Set exercise: Filter the entries and keep only the lines where the string "legend" appears.
───── Data entries
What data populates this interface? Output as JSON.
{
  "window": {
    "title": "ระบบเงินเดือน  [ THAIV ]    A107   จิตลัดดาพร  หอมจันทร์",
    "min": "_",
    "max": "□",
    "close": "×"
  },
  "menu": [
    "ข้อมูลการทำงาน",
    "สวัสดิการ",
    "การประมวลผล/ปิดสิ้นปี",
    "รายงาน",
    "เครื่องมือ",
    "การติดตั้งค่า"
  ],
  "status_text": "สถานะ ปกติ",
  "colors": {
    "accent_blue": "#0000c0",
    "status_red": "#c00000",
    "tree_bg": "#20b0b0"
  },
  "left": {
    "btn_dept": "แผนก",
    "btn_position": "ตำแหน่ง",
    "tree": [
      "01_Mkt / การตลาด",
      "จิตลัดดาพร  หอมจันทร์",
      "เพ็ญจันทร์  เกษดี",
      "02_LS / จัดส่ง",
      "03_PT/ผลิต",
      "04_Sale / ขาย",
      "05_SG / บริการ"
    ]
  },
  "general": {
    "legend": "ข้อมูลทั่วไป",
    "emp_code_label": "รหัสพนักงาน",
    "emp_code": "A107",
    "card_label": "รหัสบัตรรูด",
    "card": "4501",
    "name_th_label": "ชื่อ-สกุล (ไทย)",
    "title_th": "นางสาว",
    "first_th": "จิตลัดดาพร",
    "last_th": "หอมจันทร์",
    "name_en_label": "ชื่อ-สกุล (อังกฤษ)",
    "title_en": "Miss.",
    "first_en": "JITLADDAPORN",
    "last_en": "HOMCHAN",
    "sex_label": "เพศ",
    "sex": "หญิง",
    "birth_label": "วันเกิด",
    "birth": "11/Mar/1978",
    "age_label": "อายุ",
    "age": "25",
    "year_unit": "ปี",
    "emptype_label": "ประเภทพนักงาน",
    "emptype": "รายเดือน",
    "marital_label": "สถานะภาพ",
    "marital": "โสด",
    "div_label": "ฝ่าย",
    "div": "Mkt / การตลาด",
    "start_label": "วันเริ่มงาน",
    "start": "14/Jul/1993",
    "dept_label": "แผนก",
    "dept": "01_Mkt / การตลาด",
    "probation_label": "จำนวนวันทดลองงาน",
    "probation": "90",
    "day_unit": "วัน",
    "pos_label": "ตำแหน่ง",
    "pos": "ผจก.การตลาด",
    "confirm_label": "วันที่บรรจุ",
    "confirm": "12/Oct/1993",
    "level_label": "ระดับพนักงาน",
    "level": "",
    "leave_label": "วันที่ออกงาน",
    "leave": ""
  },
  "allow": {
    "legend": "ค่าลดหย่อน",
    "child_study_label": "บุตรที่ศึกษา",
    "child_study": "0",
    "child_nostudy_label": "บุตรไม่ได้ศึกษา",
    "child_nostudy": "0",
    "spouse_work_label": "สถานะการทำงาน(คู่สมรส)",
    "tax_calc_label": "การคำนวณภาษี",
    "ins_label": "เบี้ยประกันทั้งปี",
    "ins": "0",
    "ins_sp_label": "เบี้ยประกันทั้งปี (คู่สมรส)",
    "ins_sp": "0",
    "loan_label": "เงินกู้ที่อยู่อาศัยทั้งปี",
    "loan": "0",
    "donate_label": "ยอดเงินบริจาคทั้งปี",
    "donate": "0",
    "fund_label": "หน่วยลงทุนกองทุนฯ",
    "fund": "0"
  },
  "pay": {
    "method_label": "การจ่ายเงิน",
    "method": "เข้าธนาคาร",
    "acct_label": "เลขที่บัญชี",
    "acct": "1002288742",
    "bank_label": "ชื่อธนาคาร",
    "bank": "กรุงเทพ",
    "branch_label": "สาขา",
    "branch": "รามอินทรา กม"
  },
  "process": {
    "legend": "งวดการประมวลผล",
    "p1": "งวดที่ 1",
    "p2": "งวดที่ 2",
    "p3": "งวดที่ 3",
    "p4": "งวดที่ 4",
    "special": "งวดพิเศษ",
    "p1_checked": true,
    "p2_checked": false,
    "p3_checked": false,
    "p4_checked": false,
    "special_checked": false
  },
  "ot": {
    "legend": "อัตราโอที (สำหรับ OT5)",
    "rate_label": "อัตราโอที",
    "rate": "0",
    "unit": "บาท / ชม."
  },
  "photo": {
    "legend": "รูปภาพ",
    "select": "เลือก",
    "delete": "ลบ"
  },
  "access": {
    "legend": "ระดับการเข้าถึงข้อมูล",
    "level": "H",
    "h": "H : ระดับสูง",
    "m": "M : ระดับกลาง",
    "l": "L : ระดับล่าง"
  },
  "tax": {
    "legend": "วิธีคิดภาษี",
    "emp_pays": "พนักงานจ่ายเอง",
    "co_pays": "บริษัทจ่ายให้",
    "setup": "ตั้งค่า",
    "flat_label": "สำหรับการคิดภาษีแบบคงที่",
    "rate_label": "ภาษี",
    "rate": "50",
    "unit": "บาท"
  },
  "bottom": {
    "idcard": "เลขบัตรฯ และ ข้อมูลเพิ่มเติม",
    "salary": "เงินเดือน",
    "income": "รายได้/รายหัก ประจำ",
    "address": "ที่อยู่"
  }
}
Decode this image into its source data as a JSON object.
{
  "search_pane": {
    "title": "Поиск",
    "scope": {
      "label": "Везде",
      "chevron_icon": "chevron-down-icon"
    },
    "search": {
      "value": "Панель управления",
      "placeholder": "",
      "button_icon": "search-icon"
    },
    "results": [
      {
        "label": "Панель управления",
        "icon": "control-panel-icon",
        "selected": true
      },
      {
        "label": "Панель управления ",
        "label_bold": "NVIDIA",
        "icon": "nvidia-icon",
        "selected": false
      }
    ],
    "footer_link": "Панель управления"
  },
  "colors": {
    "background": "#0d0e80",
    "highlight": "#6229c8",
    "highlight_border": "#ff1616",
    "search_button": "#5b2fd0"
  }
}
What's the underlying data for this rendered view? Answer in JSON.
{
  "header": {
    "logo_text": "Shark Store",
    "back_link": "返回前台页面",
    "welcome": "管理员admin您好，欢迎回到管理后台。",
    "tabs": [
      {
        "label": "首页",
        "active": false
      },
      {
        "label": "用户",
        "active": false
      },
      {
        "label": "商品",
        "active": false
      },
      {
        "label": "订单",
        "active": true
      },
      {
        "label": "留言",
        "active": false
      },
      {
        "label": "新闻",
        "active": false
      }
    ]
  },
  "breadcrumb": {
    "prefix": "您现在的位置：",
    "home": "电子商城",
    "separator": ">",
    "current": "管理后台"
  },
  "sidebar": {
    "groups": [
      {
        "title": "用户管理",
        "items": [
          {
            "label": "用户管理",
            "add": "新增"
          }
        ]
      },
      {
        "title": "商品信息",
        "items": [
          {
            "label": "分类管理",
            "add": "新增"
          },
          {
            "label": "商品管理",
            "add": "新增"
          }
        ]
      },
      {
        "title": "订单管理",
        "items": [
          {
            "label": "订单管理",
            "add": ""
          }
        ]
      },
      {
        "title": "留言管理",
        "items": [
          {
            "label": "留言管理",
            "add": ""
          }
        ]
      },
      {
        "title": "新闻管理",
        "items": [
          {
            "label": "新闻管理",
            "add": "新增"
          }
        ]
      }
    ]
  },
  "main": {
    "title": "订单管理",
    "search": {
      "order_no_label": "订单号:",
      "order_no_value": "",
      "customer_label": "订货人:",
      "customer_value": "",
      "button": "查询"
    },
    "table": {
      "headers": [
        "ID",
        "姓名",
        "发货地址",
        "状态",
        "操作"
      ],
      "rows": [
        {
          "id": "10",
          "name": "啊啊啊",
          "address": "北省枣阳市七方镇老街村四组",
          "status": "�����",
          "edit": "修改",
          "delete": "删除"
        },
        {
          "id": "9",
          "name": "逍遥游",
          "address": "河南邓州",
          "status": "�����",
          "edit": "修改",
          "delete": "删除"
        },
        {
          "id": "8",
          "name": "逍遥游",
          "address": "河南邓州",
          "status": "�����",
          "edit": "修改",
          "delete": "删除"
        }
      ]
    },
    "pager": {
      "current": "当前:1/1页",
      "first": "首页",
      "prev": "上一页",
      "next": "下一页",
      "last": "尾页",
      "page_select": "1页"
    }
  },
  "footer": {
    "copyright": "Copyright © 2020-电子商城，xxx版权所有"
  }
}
──────────
Reply:
    "legend": "ข้อมูลทั่วไป",
    "legend": "ค่าลดหย่อน",
    "legend": "งวดการประมวลผล",
    "legend": "อัตราโอที (สำหรับ OT5)",
    "legend": "รูปภาพ",
    "legend": "ระดับการเข้าถึงข้อมูล",
    "legend": "วิธีคิดภาษี",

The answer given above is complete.